* [Aim]: Give the number of lines holding the string "JSON", and nothing else.

━━ Supplied data ━━

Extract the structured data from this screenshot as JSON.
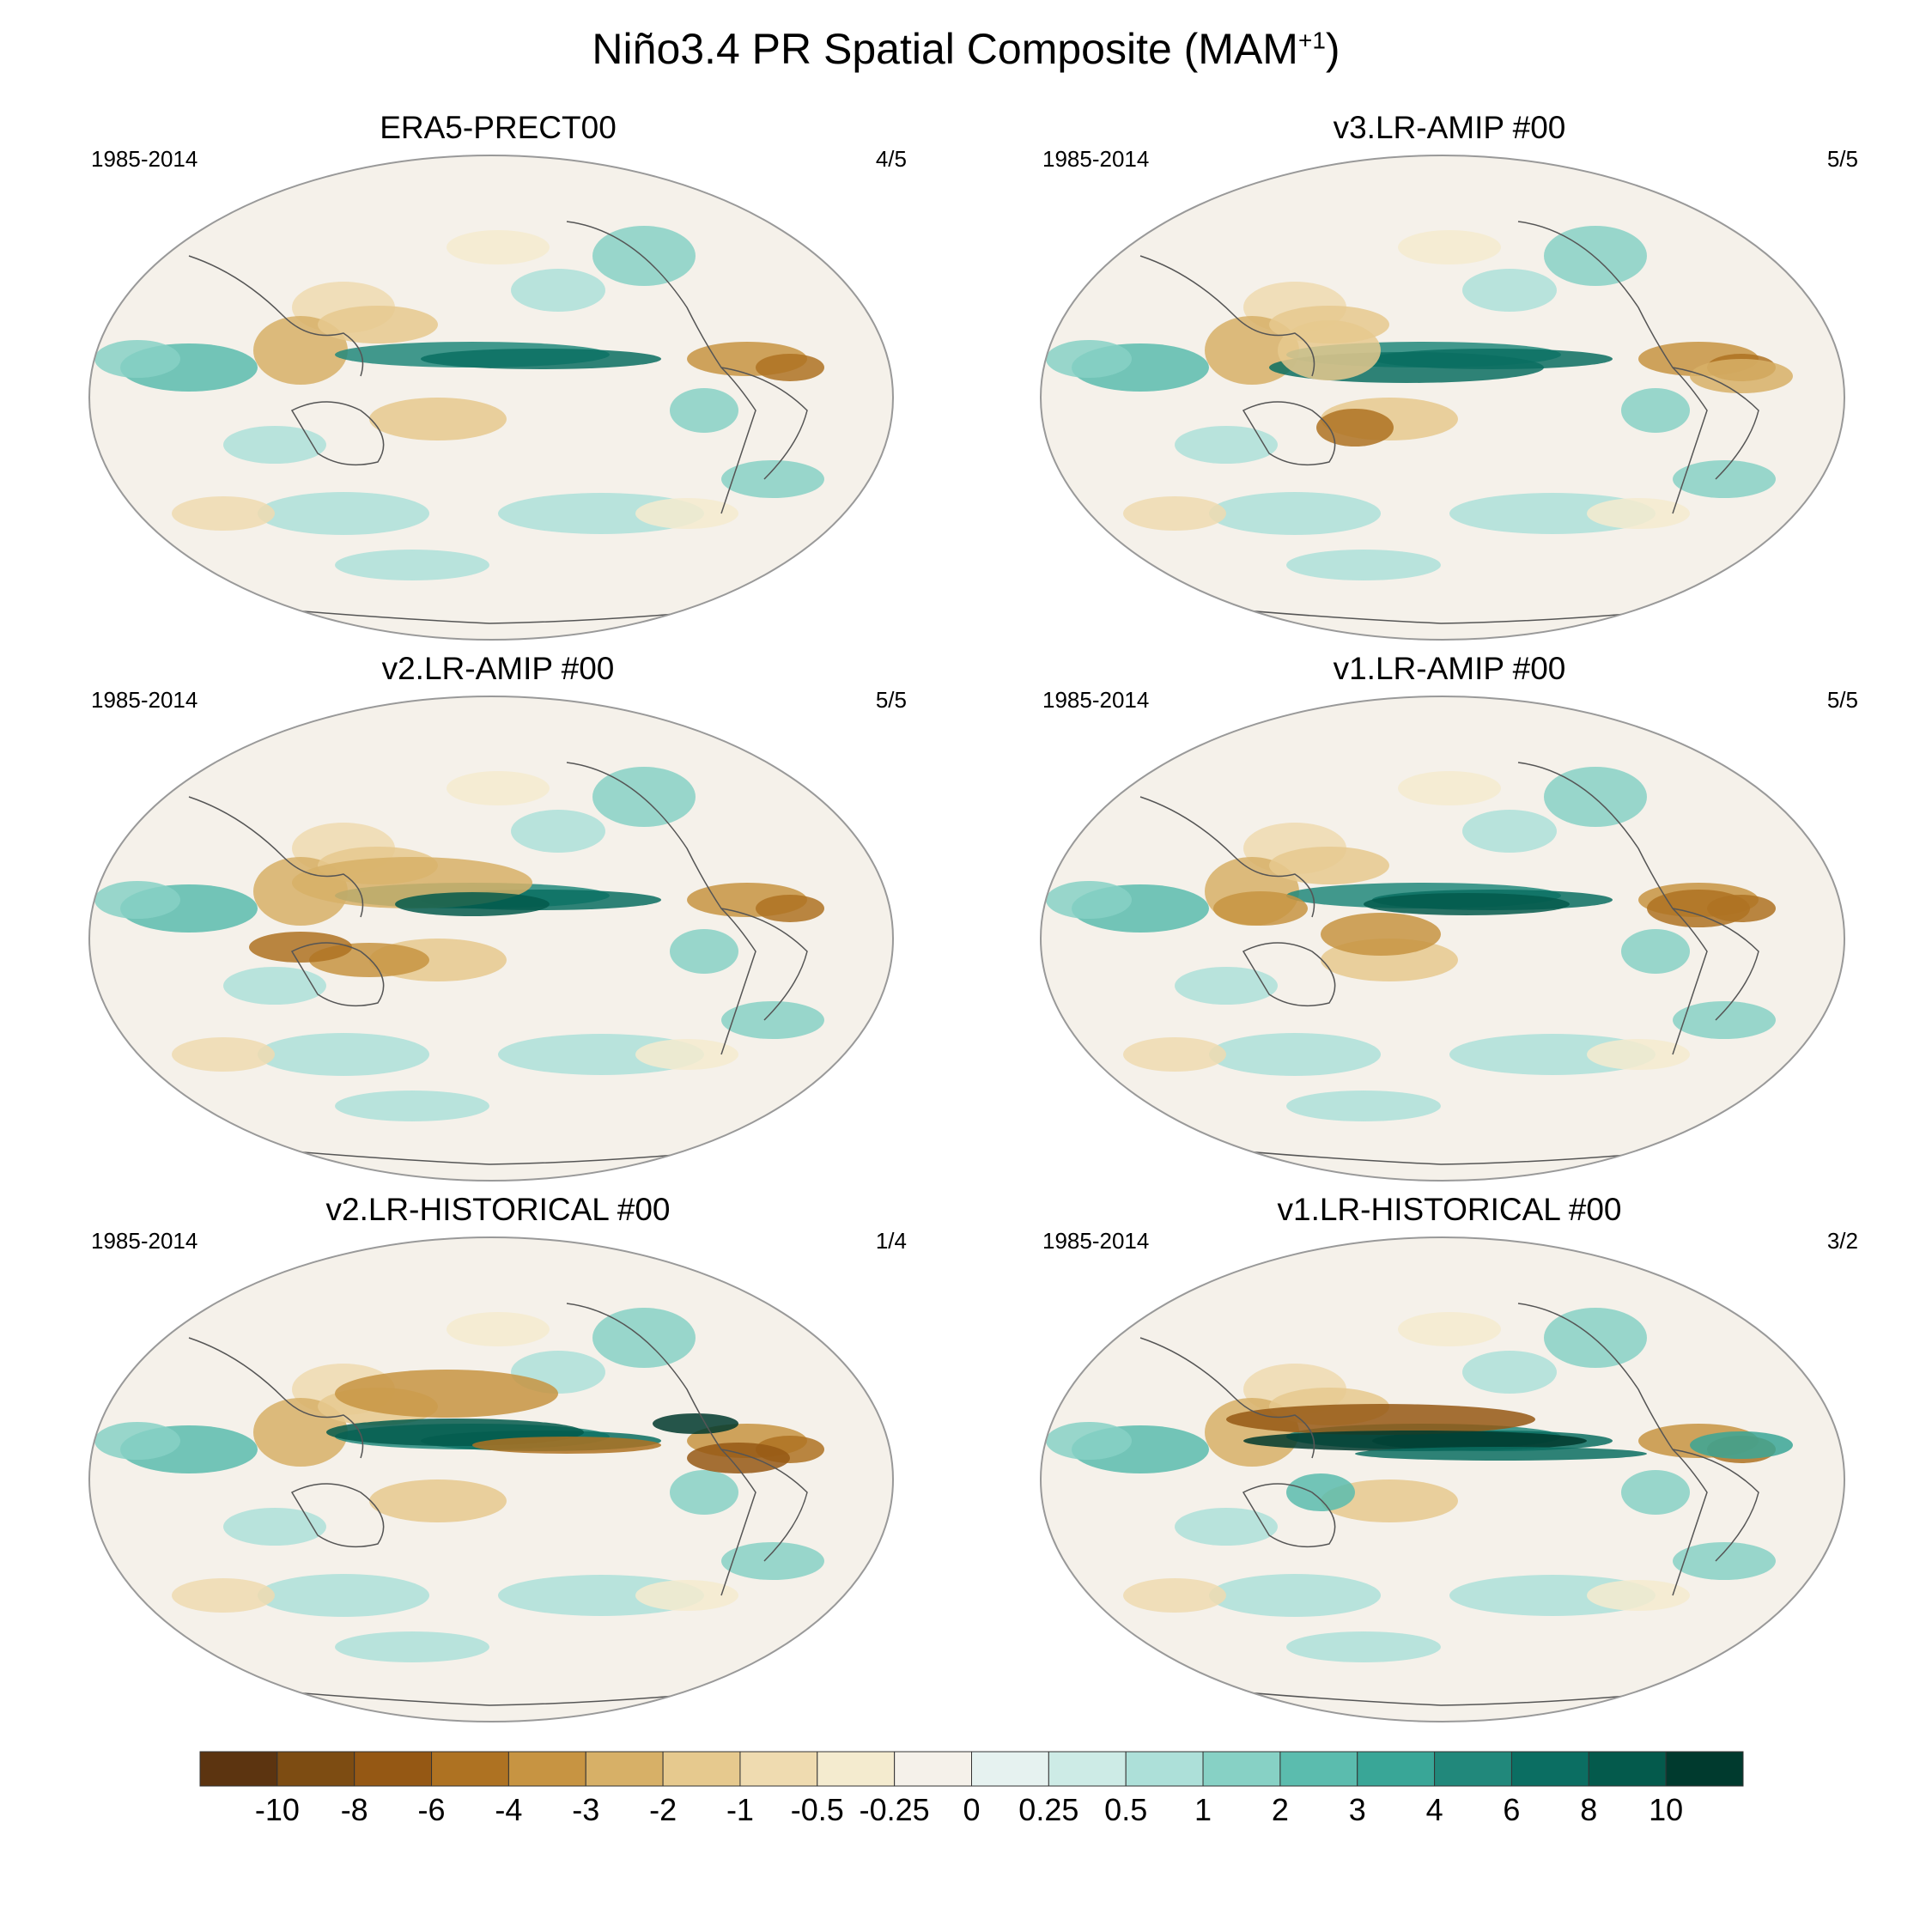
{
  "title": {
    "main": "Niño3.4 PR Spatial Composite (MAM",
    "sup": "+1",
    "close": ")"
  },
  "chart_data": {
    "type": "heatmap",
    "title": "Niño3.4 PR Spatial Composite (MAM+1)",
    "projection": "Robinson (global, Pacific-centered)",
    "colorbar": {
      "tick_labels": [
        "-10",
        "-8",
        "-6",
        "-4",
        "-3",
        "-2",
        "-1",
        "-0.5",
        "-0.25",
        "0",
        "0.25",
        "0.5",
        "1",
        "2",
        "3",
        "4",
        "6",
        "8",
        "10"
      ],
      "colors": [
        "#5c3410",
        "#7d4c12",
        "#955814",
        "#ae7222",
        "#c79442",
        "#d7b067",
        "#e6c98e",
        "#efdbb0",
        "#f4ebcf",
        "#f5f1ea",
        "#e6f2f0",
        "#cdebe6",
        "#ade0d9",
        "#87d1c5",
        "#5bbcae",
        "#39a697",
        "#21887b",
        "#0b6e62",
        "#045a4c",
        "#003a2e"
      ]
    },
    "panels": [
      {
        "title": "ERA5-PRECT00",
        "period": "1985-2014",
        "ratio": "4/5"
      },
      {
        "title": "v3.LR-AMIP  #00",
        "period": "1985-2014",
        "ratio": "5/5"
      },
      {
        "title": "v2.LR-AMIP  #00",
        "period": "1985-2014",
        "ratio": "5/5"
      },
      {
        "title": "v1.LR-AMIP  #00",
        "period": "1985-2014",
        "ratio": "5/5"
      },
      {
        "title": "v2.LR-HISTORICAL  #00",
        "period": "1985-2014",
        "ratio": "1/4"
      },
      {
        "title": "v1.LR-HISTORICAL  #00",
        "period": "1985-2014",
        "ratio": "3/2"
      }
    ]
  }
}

━━━
━━ Supplied data ━━

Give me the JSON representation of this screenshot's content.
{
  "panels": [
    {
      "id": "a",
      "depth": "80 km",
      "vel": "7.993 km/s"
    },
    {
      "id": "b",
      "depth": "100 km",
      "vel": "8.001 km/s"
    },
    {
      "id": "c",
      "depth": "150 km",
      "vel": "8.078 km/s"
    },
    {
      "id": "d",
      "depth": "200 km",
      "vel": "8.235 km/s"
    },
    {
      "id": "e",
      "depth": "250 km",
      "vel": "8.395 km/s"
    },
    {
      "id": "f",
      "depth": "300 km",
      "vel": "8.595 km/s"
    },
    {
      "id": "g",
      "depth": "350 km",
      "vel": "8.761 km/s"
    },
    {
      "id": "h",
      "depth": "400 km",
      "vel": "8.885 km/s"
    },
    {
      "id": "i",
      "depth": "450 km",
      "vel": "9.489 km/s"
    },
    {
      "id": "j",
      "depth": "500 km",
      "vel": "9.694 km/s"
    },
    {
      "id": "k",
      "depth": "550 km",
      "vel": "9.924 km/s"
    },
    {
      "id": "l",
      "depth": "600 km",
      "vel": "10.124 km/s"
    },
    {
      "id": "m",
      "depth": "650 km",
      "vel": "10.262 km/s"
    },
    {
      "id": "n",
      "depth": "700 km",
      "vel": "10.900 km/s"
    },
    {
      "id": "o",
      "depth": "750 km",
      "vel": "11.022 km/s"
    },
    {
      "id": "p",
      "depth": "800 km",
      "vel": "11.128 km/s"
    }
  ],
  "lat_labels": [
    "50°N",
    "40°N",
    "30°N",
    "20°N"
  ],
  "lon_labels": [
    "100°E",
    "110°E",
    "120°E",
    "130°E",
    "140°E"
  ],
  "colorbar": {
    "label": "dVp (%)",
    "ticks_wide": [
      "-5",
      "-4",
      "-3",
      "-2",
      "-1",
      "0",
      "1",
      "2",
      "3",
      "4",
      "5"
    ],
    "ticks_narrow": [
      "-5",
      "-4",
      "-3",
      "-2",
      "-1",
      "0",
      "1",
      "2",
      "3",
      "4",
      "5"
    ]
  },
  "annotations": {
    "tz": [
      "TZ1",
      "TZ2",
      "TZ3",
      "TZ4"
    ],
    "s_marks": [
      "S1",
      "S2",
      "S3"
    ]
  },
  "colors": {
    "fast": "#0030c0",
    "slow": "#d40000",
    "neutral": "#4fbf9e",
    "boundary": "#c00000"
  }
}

━━━

* [Output of the task]: 2